The task - Count every line of the material that holds the string "jelű". Respond with the total only.

>> Start

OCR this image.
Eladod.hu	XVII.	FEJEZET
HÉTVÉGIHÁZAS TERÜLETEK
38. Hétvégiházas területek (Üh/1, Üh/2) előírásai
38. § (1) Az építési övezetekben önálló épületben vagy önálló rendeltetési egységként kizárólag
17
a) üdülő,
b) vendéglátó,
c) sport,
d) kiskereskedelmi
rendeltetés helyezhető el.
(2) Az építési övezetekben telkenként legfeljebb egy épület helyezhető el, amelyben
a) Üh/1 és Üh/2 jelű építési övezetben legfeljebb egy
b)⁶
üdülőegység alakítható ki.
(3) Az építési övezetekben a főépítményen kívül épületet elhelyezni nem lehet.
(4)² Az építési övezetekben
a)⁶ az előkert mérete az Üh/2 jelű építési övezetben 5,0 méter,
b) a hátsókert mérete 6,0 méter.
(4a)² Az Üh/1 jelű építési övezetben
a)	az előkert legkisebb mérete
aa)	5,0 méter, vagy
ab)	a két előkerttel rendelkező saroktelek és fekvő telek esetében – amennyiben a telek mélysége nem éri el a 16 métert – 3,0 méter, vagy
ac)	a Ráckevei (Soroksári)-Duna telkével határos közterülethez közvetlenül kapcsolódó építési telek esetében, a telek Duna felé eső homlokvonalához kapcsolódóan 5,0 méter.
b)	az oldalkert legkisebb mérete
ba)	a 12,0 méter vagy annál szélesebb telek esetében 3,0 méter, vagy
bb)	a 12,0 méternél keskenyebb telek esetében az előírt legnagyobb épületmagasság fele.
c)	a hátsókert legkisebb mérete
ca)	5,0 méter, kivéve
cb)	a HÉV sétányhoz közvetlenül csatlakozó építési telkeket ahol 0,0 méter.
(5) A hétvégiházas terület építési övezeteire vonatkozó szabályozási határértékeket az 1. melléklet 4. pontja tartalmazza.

>> End

The solution - 3